------ DOCUMENT TEXT ------

Along with tornado damage, over eight thousand Selma residents woke up without electricity. The website Poweroutage.us lists over eleven thousand residents of nearby Tallapoosa and Elmore counties are without electricity. Autauga County between Selma and Montgomery have over thirteen hundred outages. That’s where Alabama’s six deaths occurred, according to local law enforcement. Emergency managers in Autauga say the fatalities occurred in homes in the Old Kingston community. The director says at least a dozen people have been injured severely enough to be taken to local hospitals.
In Selma, a city etched in the history of the civil rights movement, a tornado cut a wide path through the downtown area, where brick buildings collapsed, oak trees were uprooted, cars were on their side and power lines were left dangling. Plumes of thick, black smoke rose over the city from a fire burning. It wasn't immediately known whether the storm caused the blaze. Selma Mayor James Perkins said no fatalities have been reported, but several people were seriously injured.

------

__TASKS TO PERFORM__:
1 > In the tornado report, rewrite the stretch from "In Selma, a" through "were seriously injured.", replacing "brick buildings" with "wooden buildings".
2 > According to the tornado report, in which Autauga County community did the fatalities occur?
3 > Continue the tornado report from its last sentence.

------ RECORD EXTRACTS ------

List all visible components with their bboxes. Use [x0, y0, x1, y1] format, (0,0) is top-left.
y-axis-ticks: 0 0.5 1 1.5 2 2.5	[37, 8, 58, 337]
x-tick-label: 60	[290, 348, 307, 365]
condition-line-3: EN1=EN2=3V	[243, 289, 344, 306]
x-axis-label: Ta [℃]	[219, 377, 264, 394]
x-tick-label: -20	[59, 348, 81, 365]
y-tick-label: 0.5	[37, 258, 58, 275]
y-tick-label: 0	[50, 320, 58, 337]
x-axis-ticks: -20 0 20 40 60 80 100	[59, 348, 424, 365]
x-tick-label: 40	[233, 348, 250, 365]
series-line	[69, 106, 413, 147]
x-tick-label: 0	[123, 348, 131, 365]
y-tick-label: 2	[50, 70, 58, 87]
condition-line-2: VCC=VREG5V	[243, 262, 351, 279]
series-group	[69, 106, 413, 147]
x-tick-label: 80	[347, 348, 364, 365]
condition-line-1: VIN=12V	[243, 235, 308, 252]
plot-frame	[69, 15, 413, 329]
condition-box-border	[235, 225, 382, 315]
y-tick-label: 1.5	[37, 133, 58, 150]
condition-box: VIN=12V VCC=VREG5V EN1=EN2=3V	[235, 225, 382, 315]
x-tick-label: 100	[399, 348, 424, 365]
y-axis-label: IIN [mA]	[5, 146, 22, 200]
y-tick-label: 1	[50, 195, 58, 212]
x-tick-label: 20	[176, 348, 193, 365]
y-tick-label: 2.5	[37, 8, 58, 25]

------

__ANSWERS FOR THE TASKS__:
1 >
In Selma, a city etched in the history of the civil rights movement, a tornado cut a wide path through the downtown area, where wooden buildings collapsed, oak trees were uprooted, cars were on their side and power lines were left dangling. Plumes of thick, black smoke rose over the city from a fire burning. It wasn't immediately known whether the storm caused the blaze. Selma Mayor James Perkins said no fatalities have been reported, but several people were seriously injured.

2 > The Old Kingston community.

3 >
Another person was killed in Georgia, where severe winds knocked out power to tens of thousands of people in the “Peach State.” Officials in Griffin, south of Atlanta, told local news outlets that multiple people had been trapped inside an apartment complex after trees fell on it.
Nationwide, there were over thirty separate tornado reports from the National Weather, with a handful of tornado warnings still in effect in Georgia, South Carolina and North Carolina. However, the reports were not yet confirmed and some of them could later be classified as wind damage after assessments are done in coming days.